*Brief*:
Repeat the entries below exactly as they appear, with no pictures.

— BEGIN Listing —

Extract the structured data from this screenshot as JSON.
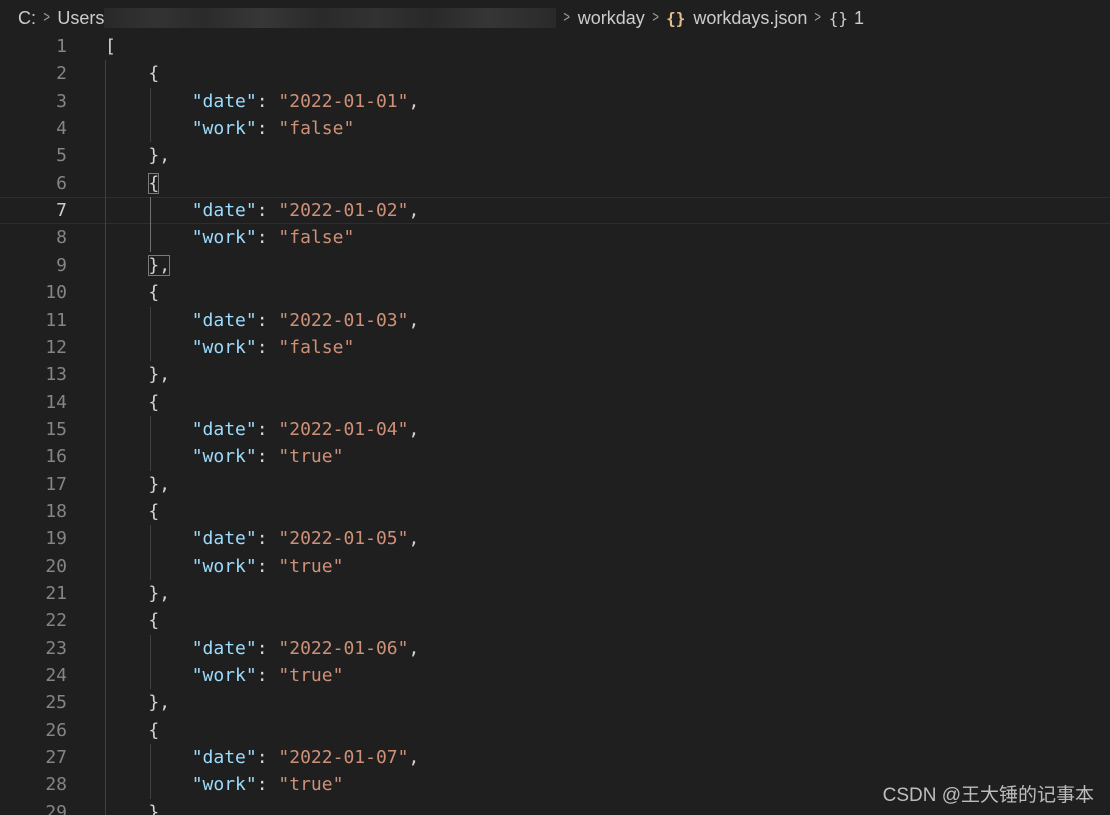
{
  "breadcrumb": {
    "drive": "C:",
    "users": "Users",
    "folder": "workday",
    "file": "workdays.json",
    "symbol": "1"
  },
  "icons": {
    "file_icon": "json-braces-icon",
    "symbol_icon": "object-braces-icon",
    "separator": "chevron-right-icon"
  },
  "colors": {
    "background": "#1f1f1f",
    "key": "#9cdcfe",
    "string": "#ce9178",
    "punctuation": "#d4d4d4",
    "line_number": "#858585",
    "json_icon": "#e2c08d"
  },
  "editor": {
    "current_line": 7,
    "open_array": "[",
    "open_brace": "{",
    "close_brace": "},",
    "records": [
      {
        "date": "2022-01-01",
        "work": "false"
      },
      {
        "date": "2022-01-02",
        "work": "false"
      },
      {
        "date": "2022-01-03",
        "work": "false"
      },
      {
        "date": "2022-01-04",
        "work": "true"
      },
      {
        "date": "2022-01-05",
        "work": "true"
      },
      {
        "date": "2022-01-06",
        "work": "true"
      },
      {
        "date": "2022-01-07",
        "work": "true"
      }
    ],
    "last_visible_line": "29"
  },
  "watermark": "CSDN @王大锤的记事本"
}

— END Listing —

*Answer to the problem*:
Extract the structured data from this screenshot as JSON.
{
  "breadcrumb": {
    "drive": "C:",
    "users": "Users",
    "folder": "workday",
    "file": "workdays.json",
    "symbol": "1"
  },
  "icons": {
    "file_icon": "json-braces-icon",
    "symbol_icon": "object-braces-icon",
    "separator": "chevron-right-icon"
  },
  "colors": {
    "background": "#1f1f1f",
    "key": "#9cdcfe",
    "string": "#ce9178",
    "punctuation": "#d4d4d4",
    "line_number": "#858585",
    "json_icon": "#e2c08d"
  },
  "editor": {
    "current_line": 7,
    "open_array": "[",
    "open_brace": "{",
    "close_brace": "},",
    "records": [
      {
        "date": "2022-01-01",
        "work": "false"
      },
      {
        "date": "2022-01-02",
        "work": "false"
      },
      {
        "date": "2022-01-03",
        "work": "false"
      },
      {
        "date": "2022-01-04",
        "work": "true"
      },
      {
        "date": "2022-01-05",
        "work": "true"
      },
      {
        "date": "2022-01-06",
        "work": "true"
      },
      {
        "date": "2022-01-07",
        "work": "true"
      }
    ],
    "last_visible_line": "29"
  },
  "watermark": "CSDN @王大锤的记事本"
}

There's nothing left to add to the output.